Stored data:
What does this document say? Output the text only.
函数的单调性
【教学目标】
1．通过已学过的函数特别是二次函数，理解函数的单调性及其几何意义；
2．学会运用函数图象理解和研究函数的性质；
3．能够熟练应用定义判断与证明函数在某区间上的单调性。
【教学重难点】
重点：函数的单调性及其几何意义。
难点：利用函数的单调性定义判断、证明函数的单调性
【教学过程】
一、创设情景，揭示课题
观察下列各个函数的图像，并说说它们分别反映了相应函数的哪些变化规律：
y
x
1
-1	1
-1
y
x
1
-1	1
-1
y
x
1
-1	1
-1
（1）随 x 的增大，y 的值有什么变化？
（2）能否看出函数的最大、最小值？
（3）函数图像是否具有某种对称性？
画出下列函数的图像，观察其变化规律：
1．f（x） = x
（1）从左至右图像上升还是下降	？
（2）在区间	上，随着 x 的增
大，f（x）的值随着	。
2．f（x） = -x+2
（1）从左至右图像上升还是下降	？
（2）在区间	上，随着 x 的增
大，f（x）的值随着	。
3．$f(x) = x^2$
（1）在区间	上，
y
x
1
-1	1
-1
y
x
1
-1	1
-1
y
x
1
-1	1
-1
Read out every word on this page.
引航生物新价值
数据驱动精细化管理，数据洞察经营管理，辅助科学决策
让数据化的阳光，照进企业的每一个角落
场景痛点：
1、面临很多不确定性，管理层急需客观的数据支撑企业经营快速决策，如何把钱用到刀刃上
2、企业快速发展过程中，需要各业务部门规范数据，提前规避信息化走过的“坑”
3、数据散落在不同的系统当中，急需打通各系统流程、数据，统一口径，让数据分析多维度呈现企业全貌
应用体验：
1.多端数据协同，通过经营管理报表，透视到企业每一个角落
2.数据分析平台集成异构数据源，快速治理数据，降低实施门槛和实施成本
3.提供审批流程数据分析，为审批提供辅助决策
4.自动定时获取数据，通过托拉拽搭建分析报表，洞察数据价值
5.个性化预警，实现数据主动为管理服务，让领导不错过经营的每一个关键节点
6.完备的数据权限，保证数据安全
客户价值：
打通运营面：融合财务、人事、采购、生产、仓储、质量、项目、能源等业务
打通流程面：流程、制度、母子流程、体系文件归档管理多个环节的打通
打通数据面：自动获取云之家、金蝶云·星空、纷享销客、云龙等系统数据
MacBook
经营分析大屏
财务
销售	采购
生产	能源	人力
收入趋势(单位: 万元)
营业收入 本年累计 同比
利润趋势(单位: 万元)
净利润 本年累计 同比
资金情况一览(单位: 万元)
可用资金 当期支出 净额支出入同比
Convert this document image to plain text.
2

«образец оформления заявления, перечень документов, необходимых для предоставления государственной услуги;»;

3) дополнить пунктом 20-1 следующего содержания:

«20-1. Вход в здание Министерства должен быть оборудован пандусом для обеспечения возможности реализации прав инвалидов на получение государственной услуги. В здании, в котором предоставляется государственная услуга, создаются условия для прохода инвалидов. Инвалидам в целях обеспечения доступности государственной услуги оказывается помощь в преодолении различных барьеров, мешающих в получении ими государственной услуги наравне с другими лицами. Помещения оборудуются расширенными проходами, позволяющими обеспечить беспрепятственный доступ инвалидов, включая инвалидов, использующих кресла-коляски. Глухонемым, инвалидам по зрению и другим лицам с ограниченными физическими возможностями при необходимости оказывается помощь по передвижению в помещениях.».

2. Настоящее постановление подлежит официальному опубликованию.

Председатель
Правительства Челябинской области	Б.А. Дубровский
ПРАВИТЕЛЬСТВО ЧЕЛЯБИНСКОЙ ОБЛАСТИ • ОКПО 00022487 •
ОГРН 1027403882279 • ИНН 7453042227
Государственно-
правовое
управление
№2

**EXERCISE BRIEF**: Every line above should be printed again exactly as it stands.

**RESULT OF THIS TASK**:
What does this document say? Output the text only.
函数的单调性
【教学目标】
1．通过已学过的函数特别是二次函数，理解函数的单调性及其几何意义；
2．学会运用函数图象理解和研究函数的性质；
3．能够熟练应用定义判断与证明函数在某区间上的单调性。
【教学重难点】
重点：函数的单调性及其几何意义。
难点：利用函数的单调性定义判断、证明函数的单调性
【教学过程】
一、创设情景，揭示课题
观察下列各个函数的图像，并说说它们分别反映了相应函数的哪些变化规律：
y
x
1
-1	1
-1
y
x
1
-1	1
-1
y
x
1
-1	1
-1
（1）随 x 的增大，y 的值有什么变化？
（2）能否看出函数的最大、最小值？
（3）函数图像是否具有某种对称性？
画出下列函数的图像，观察其变化规律：
1．f（x） = x
（1）从左至右图像上升还是下降	？
（2）在区间	上，随着 x 的增
大，f（x）的值随着	。
2．f（x） = -x+2
（1）从左至右图像上升还是下降	？
（2）在区间	上，随着 x 的增
大，f（x）的值随着	。
3．$f(x) = x^2$
（1）在区间	上，
y
x
1
-1	1
-1
y
x
1
-1	1
-1
y
x
1
-1	1
-1
Read out every word on this page.
引航生物新价值
数据驱动精细化管理，数据洞察经营管理，辅助科学决策
让数据化的阳光，照进企业的每一个角落
场景痛点：
1、面临很多不确定性，管理层急需客观的数据支撑企业经营快速决策，如何把钱用到刀刃上
2、企业快速发展过程中，需要各业务部门规范数据，提前规避信息化走过的“坑”
3、数据散落在不同的系统当中，急需打通各系统流程、数据，统一口径，让数据分析多维度呈现企业全貌
应用体验：
1.多端数据协同，通过经营管理报表，透视到企业每一个角落
2.数据分析平台集成异构数据源，快速治理数据，降低实施门槛和实施成本
3.提供审批流程数据分析，为审批提供辅助决策
4.自动定时获取数据，通过托拉拽搭建分析报表，洞察数据价值
5.个性化预警，实现数据主动为管理服务，让领导不错过经营的每一个关键节点
6.完备的数据权限，保证数据安全
客户价值：
打通运营面：融合财务、人事、采购、生产、仓储、质量、项目、能源等业务
打通流程面：流程、制度、母子流程、体系文件归档管理多个环节的打通
打通数据面：自动获取云之家、金蝶云·星空、纷享销客、云龙等系统数据
MacBook
经营分析大屏
财务
销售	采购
生产	能源	人力
收入趋势(单位: 万元)
营业收入 本年累计 同比
利润趋势(单位: 万元)
净利润 本年累计 同比
资金情况一览(单位: 万元)
可用资金 当期支出 净额支出入同比
Convert this document image to plain text.
2

«образец оформления заявления, перечень документов, необходимых для предоставления государственной услуги;»;

3) дополнить пунктом 20-1 следующего содержания:

«20-1. Вход в здание Министерства должен быть оборудован пандусом для обеспечения возможности реализации прав инвалидов на получение государственной услуги. В здании, в котором предоставляется государственная услуга, создаются условия для прохода инвалидов. Инвалидам в целях обеспечения доступности государственной услуги оказывается помощь в преодолении различных барьеров, мешающих в получении ими государственной услуги наравне с другими лицами. Помещения оборудуются расширенными проходами, позволяющими обеспечить беспрепятственный доступ инвалидов, включая инвалидов, использующих кресла-коляски. Глухонемым, инвалидам по зрению и другим лицам с ограниченными физическими возможностями при необходимости оказывается помощь по передвижению в помещениях.».

2. Настоящее постановление подлежит официальному опубликованию.

Председатель
Правительства Челябинской области	Б.А. Дубровский
ПРАВИТЕЛЬСТВО ЧЕЛЯБИНСКОЙ ОБЛАСТИ • ОКПО 00022487 •
ОГРН 1027403882279 • ИНН 7453042227
Государственно-
правовое
управление
№2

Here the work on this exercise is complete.